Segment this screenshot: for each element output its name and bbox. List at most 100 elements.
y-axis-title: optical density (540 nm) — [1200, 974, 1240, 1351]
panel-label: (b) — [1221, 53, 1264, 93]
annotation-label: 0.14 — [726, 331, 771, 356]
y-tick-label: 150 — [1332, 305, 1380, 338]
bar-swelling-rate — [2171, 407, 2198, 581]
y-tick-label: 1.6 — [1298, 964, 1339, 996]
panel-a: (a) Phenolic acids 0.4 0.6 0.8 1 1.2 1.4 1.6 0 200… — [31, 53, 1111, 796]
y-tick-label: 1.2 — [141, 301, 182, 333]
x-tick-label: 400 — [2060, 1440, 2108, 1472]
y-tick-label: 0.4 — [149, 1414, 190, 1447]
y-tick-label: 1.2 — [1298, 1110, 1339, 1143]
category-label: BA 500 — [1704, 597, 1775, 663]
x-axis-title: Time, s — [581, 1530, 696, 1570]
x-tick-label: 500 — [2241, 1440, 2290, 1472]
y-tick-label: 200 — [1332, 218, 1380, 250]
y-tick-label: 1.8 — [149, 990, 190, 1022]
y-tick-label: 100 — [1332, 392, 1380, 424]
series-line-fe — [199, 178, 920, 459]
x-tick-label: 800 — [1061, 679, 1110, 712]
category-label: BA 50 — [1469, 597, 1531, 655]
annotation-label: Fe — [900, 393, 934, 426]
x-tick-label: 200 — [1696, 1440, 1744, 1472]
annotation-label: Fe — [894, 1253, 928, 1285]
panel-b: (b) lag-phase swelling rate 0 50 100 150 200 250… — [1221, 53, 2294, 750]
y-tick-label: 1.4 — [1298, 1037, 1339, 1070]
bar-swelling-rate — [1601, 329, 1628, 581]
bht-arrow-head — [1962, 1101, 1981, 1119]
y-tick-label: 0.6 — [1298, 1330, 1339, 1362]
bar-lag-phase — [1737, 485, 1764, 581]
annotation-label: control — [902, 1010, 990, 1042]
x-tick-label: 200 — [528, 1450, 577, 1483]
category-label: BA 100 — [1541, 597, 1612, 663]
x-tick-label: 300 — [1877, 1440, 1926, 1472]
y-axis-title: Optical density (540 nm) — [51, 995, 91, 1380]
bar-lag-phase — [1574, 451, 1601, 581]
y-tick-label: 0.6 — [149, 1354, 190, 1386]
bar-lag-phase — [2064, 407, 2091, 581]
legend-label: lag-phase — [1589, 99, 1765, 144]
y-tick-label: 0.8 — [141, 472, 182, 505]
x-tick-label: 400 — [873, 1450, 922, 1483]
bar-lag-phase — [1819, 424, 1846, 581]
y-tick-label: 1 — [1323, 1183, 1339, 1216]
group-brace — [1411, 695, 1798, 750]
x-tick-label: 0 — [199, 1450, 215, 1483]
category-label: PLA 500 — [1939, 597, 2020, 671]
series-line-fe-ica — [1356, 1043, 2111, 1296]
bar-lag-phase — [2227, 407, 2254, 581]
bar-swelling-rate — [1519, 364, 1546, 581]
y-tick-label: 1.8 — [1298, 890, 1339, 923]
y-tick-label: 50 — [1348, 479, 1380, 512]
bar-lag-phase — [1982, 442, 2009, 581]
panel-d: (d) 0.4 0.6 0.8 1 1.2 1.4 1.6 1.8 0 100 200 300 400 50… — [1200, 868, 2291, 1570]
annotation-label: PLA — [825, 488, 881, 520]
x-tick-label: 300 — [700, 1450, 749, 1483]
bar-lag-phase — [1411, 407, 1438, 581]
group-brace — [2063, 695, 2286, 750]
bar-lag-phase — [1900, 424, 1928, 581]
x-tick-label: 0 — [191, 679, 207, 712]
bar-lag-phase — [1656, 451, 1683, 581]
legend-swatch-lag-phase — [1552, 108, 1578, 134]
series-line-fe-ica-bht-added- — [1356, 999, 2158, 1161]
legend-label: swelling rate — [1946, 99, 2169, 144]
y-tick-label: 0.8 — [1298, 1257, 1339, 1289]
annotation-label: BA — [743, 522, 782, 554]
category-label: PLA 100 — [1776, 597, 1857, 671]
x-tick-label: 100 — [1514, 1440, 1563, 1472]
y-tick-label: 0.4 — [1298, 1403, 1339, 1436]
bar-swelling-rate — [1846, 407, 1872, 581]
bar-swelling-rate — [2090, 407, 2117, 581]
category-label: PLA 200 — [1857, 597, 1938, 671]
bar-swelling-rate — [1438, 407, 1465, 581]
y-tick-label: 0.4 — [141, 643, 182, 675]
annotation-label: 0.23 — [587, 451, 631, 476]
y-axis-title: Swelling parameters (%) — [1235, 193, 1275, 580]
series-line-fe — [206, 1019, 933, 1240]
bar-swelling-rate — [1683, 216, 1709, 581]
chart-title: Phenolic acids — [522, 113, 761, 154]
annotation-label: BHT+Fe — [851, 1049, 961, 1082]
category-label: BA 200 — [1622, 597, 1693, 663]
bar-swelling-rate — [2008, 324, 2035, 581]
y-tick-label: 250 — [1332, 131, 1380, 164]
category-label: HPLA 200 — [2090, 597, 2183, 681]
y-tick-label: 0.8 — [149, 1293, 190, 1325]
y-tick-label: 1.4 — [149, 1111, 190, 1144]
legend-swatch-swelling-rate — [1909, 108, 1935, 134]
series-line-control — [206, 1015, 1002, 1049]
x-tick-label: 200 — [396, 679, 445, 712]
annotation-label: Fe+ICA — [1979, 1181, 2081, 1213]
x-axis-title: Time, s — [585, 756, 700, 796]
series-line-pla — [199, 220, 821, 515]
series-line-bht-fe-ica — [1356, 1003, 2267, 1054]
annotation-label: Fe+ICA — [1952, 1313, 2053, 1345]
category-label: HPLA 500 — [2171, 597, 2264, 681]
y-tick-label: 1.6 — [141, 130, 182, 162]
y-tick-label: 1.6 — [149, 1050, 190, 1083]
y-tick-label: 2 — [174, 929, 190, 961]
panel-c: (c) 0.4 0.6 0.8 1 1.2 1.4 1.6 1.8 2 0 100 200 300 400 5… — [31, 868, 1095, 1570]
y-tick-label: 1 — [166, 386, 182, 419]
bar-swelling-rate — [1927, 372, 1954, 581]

◆ ◆ ◆ ◆ ◆ ◆ ◆

**SET PROBLEM**
Copy out, word for word, everything in the rows above from the very first line down through the line containing "category-label: BA 500", including both of those lines.

**ANSWER TO THIS PROBLEM**
Segment this screenshot: for each element output its name and bbox. List at most 100 elements.
y-axis-title: optical density (540 nm) — [1200, 974, 1240, 1351]
panel-label: (b) — [1221, 53, 1264, 93]
annotation-label: 0.14 — [726, 331, 771, 356]
y-tick-label: 150 — [1332, 305, 1380, 338]
bar-swelling-rate — [2171, 407, 2198, 581]
y-tick-label: 1.6 — [1298, 964, 1339, 996]
panel-a: (a) Phenolic acids 0.4 0.6 0.8 1 1.2 1.4 1.6 0 200… — [31, 53, 1111, 796]
y-tick-label: 1.2 — [141, 301, 182, 333]
x-tick-label: 400 — [2060, 1440, 2108, 1472]
y-tick-label: 0.4 — [149, 1414, 190, 1447]
y-tick-label: 1.2 — [1298, 1110, 1339, 1143]
category-label: BA 500 — [1704, 597, 1775, 663]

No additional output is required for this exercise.